> Task brief: Write the records below out in full, character for character, with no pictures.

> Dataset records:
········

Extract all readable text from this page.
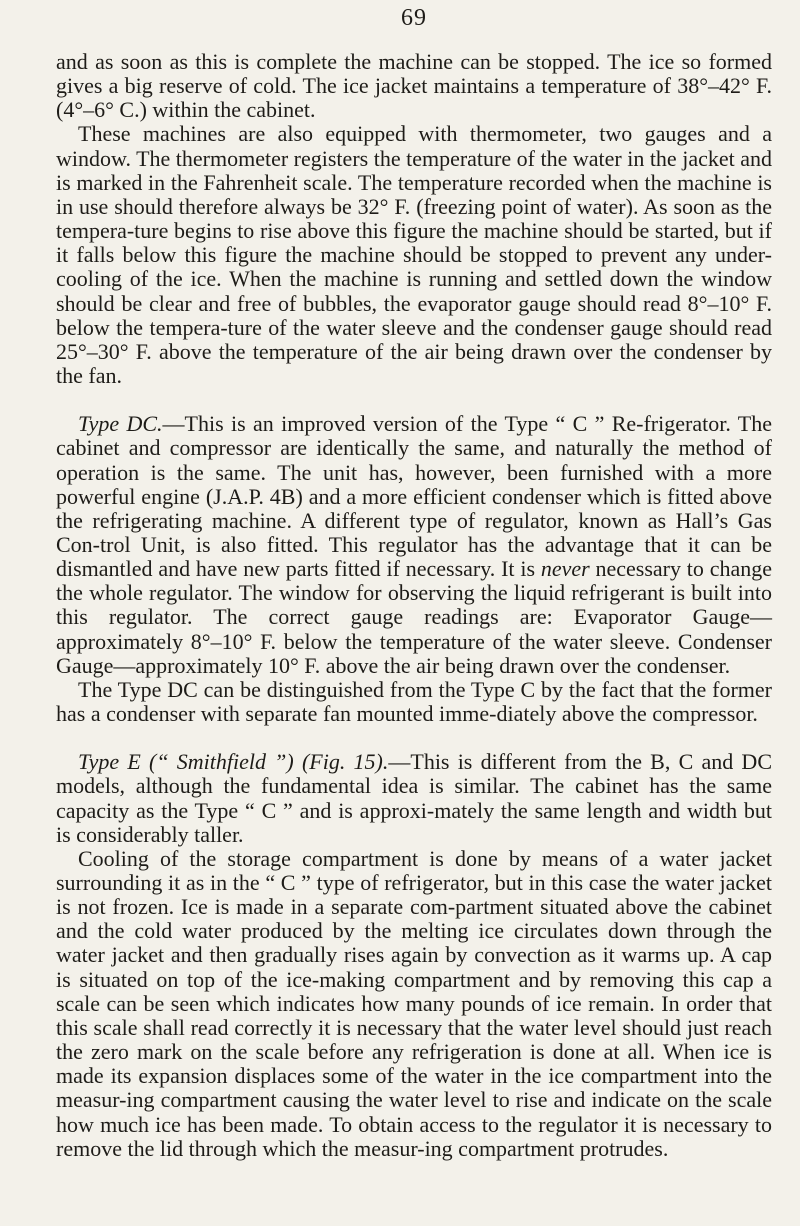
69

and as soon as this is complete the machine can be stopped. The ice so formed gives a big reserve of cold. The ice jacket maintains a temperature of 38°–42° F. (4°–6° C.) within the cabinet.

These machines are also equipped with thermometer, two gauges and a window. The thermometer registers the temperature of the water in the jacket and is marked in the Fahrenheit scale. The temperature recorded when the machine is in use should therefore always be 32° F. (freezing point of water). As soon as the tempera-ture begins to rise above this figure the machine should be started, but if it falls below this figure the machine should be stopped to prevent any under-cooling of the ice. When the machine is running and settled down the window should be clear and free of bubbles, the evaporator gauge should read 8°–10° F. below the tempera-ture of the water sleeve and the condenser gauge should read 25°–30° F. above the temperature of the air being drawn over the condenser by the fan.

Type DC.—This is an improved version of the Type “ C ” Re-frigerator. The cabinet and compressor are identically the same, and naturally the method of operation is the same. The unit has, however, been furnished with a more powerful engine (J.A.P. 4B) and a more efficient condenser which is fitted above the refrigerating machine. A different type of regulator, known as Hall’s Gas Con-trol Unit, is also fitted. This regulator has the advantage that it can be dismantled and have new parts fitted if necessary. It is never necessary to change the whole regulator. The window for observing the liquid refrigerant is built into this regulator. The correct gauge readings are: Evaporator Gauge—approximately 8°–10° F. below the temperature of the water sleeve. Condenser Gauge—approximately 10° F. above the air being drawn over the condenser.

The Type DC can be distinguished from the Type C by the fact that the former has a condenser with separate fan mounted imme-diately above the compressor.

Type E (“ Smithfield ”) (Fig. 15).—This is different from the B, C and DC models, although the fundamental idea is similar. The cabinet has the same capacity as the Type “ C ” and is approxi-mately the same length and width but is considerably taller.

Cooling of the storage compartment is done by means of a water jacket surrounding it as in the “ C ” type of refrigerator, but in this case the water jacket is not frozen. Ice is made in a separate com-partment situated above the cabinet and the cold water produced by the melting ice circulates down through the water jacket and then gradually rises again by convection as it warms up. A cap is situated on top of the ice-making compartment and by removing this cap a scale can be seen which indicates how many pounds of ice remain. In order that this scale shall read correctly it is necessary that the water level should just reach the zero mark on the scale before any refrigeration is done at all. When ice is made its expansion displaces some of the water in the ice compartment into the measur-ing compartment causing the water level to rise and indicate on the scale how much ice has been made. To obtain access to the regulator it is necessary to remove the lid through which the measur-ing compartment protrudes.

········

> Task solution:
Extract all readable text from this page.
69

and as soon as this is complete the machine can be stopped. The ice so formed gives a big reserve of cold. The ice jacket maintains a temperature of 38°–42° F. (4°–6° C.) within the cabinet.

These machines are also equipped with thermometer, two gauges and a window. The thermometer registers the temperature of the water in the jacket and is marked in the Fahrenheit scale. The temperature recorded when the machine is in use should therefore always be 32° F. (freezing point of water). As soon as the tempera-ture begins to rise above this figure the machine should be started, but if it falls below this figure the machine should be stopped to prevent any under-cooling of the ice. When the machine is running and settled down the window should be clear and free of bubbles, the evaporator gauge should read 8°–10° F. below the tempera-ture of the water sleeve and the condenser gauge should read 25°–30° F. above the temperature of the air being drawn over the condenser by the fan.

Type DC.—This is an improved version of the Type “ C ” Re-frigerator. The cabinet and compressor are identically the same, and naturally the method of operation is the same. The unit has, however, been furnished with a more powerful engine (J.A.P. 4B) and a more efficient condenser which is fitted above the refrigerating machine. A different type of regulator, known as Hall’s Gas Con-trol Unit, is also fitted. This regulator has the advantage that it can be dismantled and have new parts fitted if necessary. It is never necessary to change the whole regulator. The window for observing the liquid refrigerant is built into this regulator. The correct gauge readings are: Evaporator Gauge—approximately 8°–10° F. below the temperature of the water sleeve. Condenser Gauge—approximately 10° F. above the air being drawn over the condenser.

The Type DC can be distinguished from the Type C by the fact that the former has a condenser with separate fan mounted imme-diately above the compressor.

Type E (“ Smithfield ”) (Fig. 15).—This is different from the B, C and DC models, although the fundamental idea is similar. The cabinet has the same capacity as the Type “ C ” and is approxi-mately the same length and width but is considerably taller.

Cooling of the storage compartment is done by means of a water jacket surrounding it as in the “ C ” type of refrigerator, but in this case the water jacket is not frozen. Ice is made in a separate com-partment situated above the cabinet and the cold water produced by the melting ice circulates down through the water jacket and then gradually rises again by convection as it warms up. A cap is situated on top of the ice-making compartment and by removing this cap a scale can be seen which indicates how many pounds of ice remain. In order that this scale shall read correctly it is necessary that the water level should just reach the zero mark on the scale before any refrigeration is done at all. When ice is made its expansion displaces some of the water in the ice compartment into the measur-ing compartment causing the water level to rise and indicate on the scale how much ice has been made. To obtain access to the regulator it is necessary to remove the lid through which the measur-ing compartment protrudes.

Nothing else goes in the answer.